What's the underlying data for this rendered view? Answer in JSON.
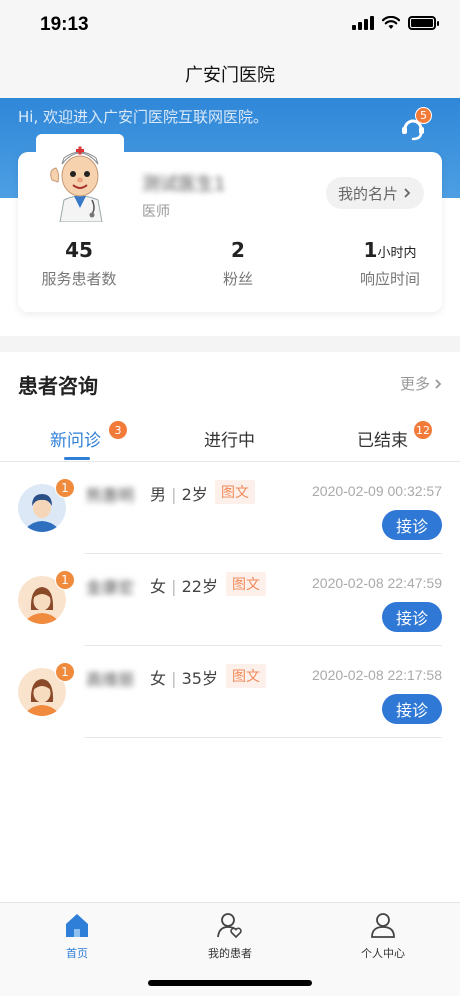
{
  "status_bar": {
    "time": "19:13"
  },
  "nav": {
    "title": "广安门医院"
  },
  "header": {
    "welcome": "Hi, 欢迎进入广安门医院互联网医院。",
    "service_badge": "5"
  },
  "doctor": {
    "name": "测试医生1",
    "title": "医师",
    "card_button": "我的名片",
    "stats": [
      {
        "value": "45",
        "unit": "",
        "label": "服务患者数"
      },
      {
        "value": "2",
        "unit": "",
        "label": "粉丝"
      },
      {
        "value": "1",
        "unit": "小时内",
        "label": "响应时间"
      }
    ]
  },
  "consult": {
    "title": "患者咨询",
    "more": "更多",
    "tabs": [
      {
        "label": "新问诊",
        "badge": "3"
      },
      {
        "label": "进行中",
        "badge": ""
      },
      {
        "label": "已结束",
        "badge": "12"
      }
    ],
    "patients": [
      {
        "name": "熊惠明",
        "gender": "男",
        "age": "2岁",
        "type": "图文",
        "time": "2020-02-09 00:32:57",
        "badge": "1",
        "action": "接诊"
      },
      {
        "name": "金康宏",
        "gender": "女",
        "age": "22岁",
        "type": "图文",
        "time": "2020-02-08 22:47:59",
        "badge": "1",
        "action": "接诊"
      },
      {
        "name": "高维丽",
        "gender": "女",
        "age": "35岁",
        "type": "图文",
        "time": "2020-02-08 22:17:58",
        "badge": "1",
        "action": "接诊"
      }
    ]
  },
  "bottom_nav": [
    {
      "label": "首页",
      "icon": "home-icon"
    },
    {
      "label": "我的患者",
      "icon": "patients-icon"
    },
    {
      "label": "个人中心",
      "icon": "profile-icon"
    }
  ],
  "colors": {
    "primary": "#2f7fd8",
    "badge": "#f27b3a",
    "tag_bg": "#fdf0ea",
    "tag_text": "#f08a5a"
  }
}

Your task
Restate each line of the material word for word, skipping any picture.

Task solution
What's the underlying data for this rendered view? Answer in JSON.
{
  "status_bar": {
    "time": "19:13"
  },
  "nav": {
    "title": "广安门医院"
  },
  "header": {
    "welcome": "Hi, 欢迎进入广安门医院互联网医院。",
    "service_badge": "5"
  },
  "doctor": {
    "name": "测试医生1",
    "title": "医师",
    "card_button": "我的名片",
    "stats": [
      {
        "value": "45",
        "unit": "",
        "label": "服务患者数"
      },
      {
        "value": "2",
        "unit": "",
        "label": "粉丝"
      },
      {
        "value": "1",
        "unit": "小时内",
        "label": "响应时间"
      }
    ]
  },
  "consult": {
    "title": "患者咨询",
    "more": "更多",
    "tabs": [
      {
        "label": "新问诊",
        "badge": "3"
      },
      {
        "label": "进行中",
        "badge": ""
      },
      {
        "label": "已结束",
        "badge": "12"
      }
    ],
    "patients": [
      {
        "name": "熊惠明",
        "gender": "男",
        "age": "2岁",
        "type": "图文",
        "time": "2020-02-09 00:32:57",
        "badge": "1",
        "action": "接诊"
      },
      {
        "name": "金康宏",
        "gender": "女",
        "age": "22岁",
        "type": "图文",
        "time": "2020-02-08 22:47:59",
        "badge": "1",
        "action": "接诊"
      },
      {
        "name": "高维丽",
        "gender": "女",
        "age": "35岁",
        "type": "图文",
        "time": "2020-02-08 22:17:58",
        "badge": "1",
        "action": "接诊"
      }
    ]
  },
  "bottom_nav": [
    {
      "label": "首页",
      "icon": "home-icon"
    },
    {
      "label": "我的患者",
      "icon": "patients-icon"
    },
    {
      "label": "个人中心",
      "icon": "profile-icon"
    }
  ],
  "colors": {
    "primary": "#2f7fd8",
    "badge": "#f27b3a",
    "tag_bg": "#fdf0ea",
    "tag_text": "#f08a5a"
  }
}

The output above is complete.